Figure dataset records
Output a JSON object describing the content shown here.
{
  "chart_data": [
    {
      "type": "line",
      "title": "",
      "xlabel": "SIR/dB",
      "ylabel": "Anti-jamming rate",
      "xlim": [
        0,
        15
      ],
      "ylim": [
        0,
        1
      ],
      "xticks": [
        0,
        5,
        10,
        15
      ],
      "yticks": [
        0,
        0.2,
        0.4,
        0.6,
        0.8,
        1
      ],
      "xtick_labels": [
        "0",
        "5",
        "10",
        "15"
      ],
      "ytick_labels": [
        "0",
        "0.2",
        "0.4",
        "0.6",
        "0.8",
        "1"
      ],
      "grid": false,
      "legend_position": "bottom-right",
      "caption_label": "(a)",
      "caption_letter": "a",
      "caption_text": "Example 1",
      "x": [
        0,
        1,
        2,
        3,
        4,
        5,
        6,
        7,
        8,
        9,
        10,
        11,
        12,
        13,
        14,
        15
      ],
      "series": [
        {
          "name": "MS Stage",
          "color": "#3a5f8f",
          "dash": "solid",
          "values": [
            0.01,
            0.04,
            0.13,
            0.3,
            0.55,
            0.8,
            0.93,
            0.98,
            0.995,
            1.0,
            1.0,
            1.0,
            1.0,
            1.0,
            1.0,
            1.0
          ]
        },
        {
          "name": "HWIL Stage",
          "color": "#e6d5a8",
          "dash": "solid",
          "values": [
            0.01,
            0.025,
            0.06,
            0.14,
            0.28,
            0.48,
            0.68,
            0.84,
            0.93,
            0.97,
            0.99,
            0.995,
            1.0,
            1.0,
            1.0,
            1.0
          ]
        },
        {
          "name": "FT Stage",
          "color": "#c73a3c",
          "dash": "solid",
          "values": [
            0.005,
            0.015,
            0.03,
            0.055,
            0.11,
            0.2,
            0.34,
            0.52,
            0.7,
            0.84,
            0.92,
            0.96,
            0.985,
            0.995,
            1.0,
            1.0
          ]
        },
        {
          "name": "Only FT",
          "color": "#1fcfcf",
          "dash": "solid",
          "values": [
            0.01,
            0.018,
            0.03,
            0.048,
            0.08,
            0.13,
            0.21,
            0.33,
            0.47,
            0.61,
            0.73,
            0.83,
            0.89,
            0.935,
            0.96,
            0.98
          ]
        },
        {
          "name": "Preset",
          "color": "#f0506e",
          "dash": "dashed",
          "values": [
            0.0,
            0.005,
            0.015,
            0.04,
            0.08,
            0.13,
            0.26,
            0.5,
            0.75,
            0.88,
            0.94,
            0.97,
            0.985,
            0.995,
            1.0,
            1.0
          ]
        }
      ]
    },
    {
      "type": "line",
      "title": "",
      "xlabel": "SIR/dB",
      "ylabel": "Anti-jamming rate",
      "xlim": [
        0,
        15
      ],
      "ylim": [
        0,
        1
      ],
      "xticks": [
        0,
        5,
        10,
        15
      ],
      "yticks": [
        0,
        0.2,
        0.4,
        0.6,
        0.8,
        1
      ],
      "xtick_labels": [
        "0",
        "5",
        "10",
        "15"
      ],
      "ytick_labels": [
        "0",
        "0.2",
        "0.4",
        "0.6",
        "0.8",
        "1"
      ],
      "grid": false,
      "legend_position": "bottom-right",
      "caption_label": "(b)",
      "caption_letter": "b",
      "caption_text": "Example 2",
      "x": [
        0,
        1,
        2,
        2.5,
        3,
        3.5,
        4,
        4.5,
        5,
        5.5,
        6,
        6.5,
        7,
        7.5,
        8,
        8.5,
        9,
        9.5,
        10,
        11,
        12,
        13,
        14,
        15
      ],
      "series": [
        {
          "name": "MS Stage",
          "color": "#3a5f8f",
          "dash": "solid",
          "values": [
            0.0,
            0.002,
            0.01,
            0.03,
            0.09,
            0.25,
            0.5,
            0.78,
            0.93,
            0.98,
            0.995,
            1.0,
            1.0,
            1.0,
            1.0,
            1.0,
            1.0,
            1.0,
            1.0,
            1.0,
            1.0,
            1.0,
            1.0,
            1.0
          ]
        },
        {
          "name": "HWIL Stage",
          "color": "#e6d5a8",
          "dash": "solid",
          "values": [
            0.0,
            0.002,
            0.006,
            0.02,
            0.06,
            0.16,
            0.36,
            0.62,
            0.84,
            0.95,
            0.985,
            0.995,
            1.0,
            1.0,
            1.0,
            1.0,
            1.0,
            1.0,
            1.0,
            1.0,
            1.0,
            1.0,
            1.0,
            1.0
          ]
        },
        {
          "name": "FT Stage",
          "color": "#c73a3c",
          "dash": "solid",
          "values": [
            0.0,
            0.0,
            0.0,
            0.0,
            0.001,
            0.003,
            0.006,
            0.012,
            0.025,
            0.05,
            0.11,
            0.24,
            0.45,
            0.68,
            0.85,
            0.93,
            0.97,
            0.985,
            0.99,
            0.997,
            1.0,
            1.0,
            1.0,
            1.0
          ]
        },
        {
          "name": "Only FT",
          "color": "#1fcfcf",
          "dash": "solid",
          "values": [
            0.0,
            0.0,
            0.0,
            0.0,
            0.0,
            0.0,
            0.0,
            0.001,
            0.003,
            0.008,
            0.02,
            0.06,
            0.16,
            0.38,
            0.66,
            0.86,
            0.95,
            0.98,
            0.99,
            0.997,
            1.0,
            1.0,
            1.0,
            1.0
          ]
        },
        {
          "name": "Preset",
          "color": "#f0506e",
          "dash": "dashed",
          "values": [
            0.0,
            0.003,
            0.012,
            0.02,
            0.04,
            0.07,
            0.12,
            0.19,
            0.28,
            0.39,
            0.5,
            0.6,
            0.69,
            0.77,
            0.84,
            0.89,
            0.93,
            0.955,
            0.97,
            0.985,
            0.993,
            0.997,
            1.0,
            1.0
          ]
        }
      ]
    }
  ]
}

Requirements
Pull out each record as written and restate it exactly.

Task answer
Output a JSON object describing the content shown here.
{
  "chart_data": [
    {
      "type": "line",
      "title": "",
      "xlabel": "SIR/dB",
      "ylabel": "Anti-jamming rate",
      "xlim": [
        0,
        15
      ],
      "ylim": [
        0,
        1
      ],
      "xticks": [
        0,
        5,
        10,
        15
      ],
      "yticks": [
        0,
        0.2,
        0.4,
        0.6,
        0.8,
        1
      ],
      "xtick_labels": [
        "0",
        "5",
        "10",
        "15"
      ],
      "ytick_labels": [
        "0",
        "0.2",
        "0.4",
        "0.6",
        "0.8",
        "1"
      ],
      "grid": false,
      "legend_position": "bottom-right",
      "caption_label": "(a)",
      "caption_letter": "a",
      "caption_text": "Example 1",
      "x": [
        0,
        1,
        2,
        3,
        4,
        5,
        6,
        7,
        8,
        9,
        10,
        11,
        12,
        13,
        14,
        15
      ],
      "series": [
        {
          "name": "MS Stage",
          "color": "#3a5f8f",
          "dash": "solid",
          "values": [
            0.01,
            0.04,
            0.13,
            0.3,
            0.55,
            0.8,
            0.93,
            0.98,
            0.995,
            1.0,
            1.0,
            1.0,
            1.0,
            1.0,
            1.0,
            1.0
          ]
        },
        {
          "name": "HWIL Stage",
          "color": "#e6d5a8",
          "dash": "solid",
          "values": [
            0.01,
            0.025,
            0.06,
            0.14,
            0.28,
            0.48,
            0.68,
            0.84,
            0.93,
            0.97,
            0.99,
            0.995,
            1.0,
            1.0,
            1.0,
            1.0
          ]
        },
        {
          "name": "FT Stage",
          "color": "#c73a3c",
          "dash": "solid",
          "values": [
            0.005,
            0.015,
            0.03,
            0.055,
            0.11,
            0.2,
            0.34,
            0.52,
            0.7,
            0.84,
            0.92,
            0.96,
            0.985,
            0.995,
            1.0,
            1.0
          ]
        },
        {
          "name": "Only FT",
          "color": "#1fcfcf",
          "dash": "solid",
          "values": [
            0.01,
            0.018,
            0.03,
            0.048,
            0.08,
            0.13,
            0.21,
            0.33,
            0.47,
            0.61,
            0.73,
            0.83,
            0.89,
            0.935,
            0.96,
            0.98
          ]
        },
        {
          "name": "Preset",
          "color": "#f0506e",
          "dash": "dashed",
          "values": [
            0.0,
            0.005,
            0.015,
            0.04,
            0.08,
            0.13,
            0.26,
            0.5,
            0.75,
            0.88,
            0.94,
            0.97,
            0.985,
            0.995,
            1.0,
            1.0
          ]
        }
      ]
    },
    {
      "type": "line",
      "title": "",
      "xlabel": "SIR/dB",
      "ylabel": "Anti-jamming rate",
      "xlim": [
        0,
        15
      ],
      "ylim": [
        0,
        1
      ],
      "xticks": [
        0,
        5,
        10,
        15
      ],
      "yticks": [
        0,
        0.2,
        0.4,
        0.6,
        0.8,
        1
      ],
      "xtick_labels": [
        "0",
        "5",
        "10",
        "15"
      ],
      "ytick_labels": [
        "0",
        "0.2",
        "0.4",
        "0.6",
        "0.8",
        "1"
      ],
      "grid": false,
      "legend_position": "bottom-right",
      "caption_label": "(b)",
      "caption_letter": "b",
      "caption_text": "Example 2",
      "x": [
        0,
        1,
        2,
        2.5,
        3,
        3.5,
        4,
        4.5,
        5,
        5.5,
        6,
        6.5,
        7,
        7.5,
        8,
        8.5,
        9,
        9.5,
        10,
        11,
        12,
        13,
        14,
        15
      ],
      "series": [
        {
          "name": "MS Stage",
          "color": "#3a5f8f",
          "dash": "solid",
          "values": [
            0.0,
            0.002,
            0.01,
            0.03,
            0.09,
            0.25,
            0.5,
            0.78,
            0.93,
            0.98,
            0.995,
            1.0,
            1.0,
            1.0,
            1.0,
            1.0,
            1.0,
            1.0,
            1.0,
            1.0,
            1.0,
            1.0,
            1.0,
            1.0
          ]
        },
        {
          "name": "HWIL Stage",
          "color": "#e6d5a8",
          "dash": "solid",
          "values": [
            0.0,
            0.002,
            0.006,
            0.02,
            0.06,
            0.16,
            0.36,
            0.62,
            0.84,
            0.95,
            0.985,
            0.995,
            1.0,
            1.0,
            1.0,
            1.0,
            1.0,
            1.0,
            1.0,
            1.0,
            1.0,
            1.0,
            1.0,
            1.0
          ]
        },
        {
          "name": "FT Stage",
          "color": "#c73a3c",
          "dash": "solid",
          "values": [
            0.0,
            0.0,
            0.0,
            0.0,
            0.001,
            0.003,
            0.006,
            0.012,
            0.025,
            0.05,
            0.11,
            0.24,
            0.45,
            0.68,
            0.85,
            0.93,
            0.97,
            0.985,
            0.99,
            0.997,
            1.0,
            1.0,
            1.0,
            1.0
          ]
        },
        {
          "name": "Only FT",
          "color": "#1fcfcf",
          "dash": "solid",
          "values": [
            0.0,
            0.0,
            0.0,
            0.0,
            0.0,
            0.0,
            0.0,
            0.001,
            0.003,
            0.008,
            0.02,
            0.06,
            0.16,
            0.38,
            0.66,
            0.86,
            0.95,
            0.98,
            0.99,
            0.997,
            1.0,
            1.0,
            1.0,
            1.0
          ]
        },
        {
          "name": "Preset",
          "color": "#f0506e",
          "dash": "dashed",
          "values": [
            0.0,
            0.003,
            0.012,
            0.02,
            0.04,
            0.07,
            0.12,
            0.19,
            0.28,
            0.39,
            0.5,
            0.6,
            0.69,
            0.77,
            0.84,
            0.89,
            0.93,
            0.955,
            0.97,
            0.985,
            0.993,
            0.997,
            1.0,
            1.0
          ]
        }
      ]
    }
  ]
}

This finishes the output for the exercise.